▸ WRITTEN INSTRUCTION
Give the number of lines containing the word "Оказание", and nothing else.

▸ ENTRIES SUPPLIED
━━━━━━━━━━━━━━━━━━━━━━━━━━━━━━
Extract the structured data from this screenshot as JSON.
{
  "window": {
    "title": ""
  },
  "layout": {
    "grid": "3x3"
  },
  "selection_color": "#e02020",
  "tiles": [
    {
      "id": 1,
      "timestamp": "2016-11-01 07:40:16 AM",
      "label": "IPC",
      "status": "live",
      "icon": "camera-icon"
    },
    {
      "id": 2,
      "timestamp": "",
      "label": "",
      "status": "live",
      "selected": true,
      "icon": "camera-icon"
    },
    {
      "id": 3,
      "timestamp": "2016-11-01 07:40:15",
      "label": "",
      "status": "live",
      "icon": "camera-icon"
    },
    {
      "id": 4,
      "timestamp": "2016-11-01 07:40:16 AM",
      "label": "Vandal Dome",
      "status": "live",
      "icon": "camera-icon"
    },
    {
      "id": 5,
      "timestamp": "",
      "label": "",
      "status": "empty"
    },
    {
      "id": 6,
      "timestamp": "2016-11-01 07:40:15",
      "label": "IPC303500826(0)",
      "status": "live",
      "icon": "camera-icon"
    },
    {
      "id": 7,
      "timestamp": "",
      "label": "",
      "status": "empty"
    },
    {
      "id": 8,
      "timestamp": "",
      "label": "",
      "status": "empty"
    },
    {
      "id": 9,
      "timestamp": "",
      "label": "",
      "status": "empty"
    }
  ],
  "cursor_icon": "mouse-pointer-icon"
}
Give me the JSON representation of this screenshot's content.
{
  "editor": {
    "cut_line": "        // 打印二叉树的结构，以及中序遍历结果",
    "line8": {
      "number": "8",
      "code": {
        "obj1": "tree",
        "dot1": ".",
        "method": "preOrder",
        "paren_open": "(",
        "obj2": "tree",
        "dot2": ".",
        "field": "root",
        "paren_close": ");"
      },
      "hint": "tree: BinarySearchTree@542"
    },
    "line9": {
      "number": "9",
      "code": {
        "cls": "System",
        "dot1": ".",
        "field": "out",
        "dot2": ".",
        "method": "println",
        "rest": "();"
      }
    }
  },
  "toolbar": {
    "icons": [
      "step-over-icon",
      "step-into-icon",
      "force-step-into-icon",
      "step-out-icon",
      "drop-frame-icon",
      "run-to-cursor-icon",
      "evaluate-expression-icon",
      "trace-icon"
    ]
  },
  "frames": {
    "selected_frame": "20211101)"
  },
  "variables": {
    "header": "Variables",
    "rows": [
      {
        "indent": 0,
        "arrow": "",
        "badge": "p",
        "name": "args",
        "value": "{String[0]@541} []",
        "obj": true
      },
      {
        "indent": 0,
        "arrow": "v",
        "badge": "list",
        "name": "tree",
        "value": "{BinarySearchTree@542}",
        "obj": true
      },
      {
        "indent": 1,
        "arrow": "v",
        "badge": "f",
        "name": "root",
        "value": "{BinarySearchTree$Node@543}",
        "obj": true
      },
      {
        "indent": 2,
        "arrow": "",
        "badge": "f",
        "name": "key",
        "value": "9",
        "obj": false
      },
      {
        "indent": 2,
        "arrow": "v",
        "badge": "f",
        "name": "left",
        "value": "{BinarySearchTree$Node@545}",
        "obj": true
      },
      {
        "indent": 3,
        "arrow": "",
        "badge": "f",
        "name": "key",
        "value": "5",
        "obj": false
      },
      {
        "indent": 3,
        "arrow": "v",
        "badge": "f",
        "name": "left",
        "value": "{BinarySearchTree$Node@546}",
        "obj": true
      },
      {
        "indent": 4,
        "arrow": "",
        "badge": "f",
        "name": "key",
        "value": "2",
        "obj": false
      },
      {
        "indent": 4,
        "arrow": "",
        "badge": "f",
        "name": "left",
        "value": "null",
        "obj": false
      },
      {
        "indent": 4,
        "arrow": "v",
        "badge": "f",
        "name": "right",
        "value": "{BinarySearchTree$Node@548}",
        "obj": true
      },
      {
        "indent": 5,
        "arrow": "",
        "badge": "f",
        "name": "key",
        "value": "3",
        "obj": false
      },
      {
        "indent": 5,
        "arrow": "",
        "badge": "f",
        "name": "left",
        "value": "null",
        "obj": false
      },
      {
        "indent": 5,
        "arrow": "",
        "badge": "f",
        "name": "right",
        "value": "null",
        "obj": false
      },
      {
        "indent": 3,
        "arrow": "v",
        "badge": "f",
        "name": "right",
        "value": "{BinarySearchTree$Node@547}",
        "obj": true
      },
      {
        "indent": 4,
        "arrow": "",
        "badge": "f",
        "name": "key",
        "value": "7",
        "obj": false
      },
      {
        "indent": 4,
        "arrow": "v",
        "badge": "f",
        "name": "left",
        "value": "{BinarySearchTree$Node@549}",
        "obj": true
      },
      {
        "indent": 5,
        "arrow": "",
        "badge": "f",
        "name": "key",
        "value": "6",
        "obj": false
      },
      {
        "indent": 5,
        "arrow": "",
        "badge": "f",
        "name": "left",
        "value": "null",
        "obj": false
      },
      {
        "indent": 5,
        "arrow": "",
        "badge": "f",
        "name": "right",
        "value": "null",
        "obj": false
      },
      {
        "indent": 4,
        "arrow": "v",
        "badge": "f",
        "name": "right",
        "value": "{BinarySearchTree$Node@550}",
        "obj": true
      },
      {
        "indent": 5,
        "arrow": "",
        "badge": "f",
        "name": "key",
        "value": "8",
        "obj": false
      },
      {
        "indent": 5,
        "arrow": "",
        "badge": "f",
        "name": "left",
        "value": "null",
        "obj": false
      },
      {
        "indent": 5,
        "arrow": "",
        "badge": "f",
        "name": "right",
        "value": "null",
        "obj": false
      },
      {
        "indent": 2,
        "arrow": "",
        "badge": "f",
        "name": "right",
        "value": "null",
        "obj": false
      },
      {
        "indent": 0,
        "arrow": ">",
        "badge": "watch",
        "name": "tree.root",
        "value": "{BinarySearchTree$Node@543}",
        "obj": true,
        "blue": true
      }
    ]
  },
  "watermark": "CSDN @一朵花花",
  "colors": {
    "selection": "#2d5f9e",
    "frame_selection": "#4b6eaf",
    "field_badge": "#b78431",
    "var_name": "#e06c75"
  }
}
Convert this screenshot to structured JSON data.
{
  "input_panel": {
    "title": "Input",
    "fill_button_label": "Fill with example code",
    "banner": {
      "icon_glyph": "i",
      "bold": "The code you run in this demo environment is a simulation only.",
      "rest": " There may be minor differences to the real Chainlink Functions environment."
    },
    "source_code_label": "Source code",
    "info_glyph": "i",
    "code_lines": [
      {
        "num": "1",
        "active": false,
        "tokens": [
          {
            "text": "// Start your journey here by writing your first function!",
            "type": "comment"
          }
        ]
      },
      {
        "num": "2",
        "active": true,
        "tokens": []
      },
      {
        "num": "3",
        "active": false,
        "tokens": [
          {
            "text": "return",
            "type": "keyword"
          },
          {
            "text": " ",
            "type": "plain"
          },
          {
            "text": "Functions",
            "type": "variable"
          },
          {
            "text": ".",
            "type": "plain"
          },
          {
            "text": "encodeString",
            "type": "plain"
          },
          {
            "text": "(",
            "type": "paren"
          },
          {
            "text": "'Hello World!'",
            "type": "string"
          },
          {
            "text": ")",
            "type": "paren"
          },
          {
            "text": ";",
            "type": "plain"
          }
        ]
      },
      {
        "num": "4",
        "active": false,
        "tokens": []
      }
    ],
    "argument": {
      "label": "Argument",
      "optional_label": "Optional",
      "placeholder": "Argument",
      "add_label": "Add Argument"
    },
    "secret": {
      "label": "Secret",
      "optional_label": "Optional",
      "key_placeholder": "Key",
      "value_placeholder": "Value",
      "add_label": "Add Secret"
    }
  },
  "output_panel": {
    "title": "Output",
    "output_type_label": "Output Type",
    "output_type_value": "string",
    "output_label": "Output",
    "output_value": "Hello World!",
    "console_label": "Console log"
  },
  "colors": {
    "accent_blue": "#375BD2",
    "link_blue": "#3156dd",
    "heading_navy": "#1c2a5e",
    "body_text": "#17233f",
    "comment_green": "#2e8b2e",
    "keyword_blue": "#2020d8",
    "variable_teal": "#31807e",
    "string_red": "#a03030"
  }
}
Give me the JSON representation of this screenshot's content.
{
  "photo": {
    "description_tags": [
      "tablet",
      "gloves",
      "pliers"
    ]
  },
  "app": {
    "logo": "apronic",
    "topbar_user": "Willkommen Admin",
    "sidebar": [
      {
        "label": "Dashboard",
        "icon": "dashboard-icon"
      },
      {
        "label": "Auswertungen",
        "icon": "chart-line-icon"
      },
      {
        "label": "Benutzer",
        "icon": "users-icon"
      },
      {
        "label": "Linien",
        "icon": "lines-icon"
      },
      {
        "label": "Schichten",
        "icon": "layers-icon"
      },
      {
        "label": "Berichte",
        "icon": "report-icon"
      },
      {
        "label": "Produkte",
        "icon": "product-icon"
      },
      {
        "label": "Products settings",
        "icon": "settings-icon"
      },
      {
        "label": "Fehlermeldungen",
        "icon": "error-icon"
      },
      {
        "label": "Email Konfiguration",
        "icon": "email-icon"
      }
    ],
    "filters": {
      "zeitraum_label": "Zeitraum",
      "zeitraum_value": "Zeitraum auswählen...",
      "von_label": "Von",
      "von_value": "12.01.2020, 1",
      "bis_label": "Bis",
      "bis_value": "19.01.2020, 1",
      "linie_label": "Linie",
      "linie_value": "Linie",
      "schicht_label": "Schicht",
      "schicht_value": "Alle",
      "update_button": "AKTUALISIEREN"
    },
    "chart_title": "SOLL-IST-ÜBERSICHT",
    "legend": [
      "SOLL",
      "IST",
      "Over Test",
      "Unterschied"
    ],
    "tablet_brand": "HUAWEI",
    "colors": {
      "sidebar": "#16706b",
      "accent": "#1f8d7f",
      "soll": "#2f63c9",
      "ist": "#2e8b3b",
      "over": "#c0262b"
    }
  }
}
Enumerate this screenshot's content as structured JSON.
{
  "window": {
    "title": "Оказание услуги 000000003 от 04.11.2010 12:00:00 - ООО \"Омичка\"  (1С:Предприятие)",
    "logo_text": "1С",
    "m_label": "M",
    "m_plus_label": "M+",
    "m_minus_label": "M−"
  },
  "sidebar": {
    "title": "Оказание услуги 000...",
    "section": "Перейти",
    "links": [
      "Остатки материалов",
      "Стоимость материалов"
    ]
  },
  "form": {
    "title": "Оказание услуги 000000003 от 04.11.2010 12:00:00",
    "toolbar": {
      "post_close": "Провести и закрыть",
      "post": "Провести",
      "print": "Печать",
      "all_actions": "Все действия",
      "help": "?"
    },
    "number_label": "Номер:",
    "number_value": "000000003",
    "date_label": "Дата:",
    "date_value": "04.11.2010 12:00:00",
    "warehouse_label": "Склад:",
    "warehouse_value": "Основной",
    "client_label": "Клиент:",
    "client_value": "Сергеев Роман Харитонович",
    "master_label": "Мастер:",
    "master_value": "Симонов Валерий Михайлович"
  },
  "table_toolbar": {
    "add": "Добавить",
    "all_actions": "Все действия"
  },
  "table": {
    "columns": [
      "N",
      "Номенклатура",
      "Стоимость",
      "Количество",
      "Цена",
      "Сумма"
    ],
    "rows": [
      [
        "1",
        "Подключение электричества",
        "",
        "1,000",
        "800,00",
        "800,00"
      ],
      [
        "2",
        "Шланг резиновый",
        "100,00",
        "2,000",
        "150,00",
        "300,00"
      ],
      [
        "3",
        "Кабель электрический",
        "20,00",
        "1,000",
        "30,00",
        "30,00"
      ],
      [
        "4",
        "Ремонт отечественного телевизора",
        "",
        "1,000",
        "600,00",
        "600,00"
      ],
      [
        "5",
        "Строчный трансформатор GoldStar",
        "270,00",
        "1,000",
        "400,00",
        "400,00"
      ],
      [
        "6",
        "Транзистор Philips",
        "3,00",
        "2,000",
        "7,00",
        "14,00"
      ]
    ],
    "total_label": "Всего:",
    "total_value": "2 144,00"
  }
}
━━━━━━━━━━━━━━━━━━━━━━━━━━━━━━
▸ SOLUTION
3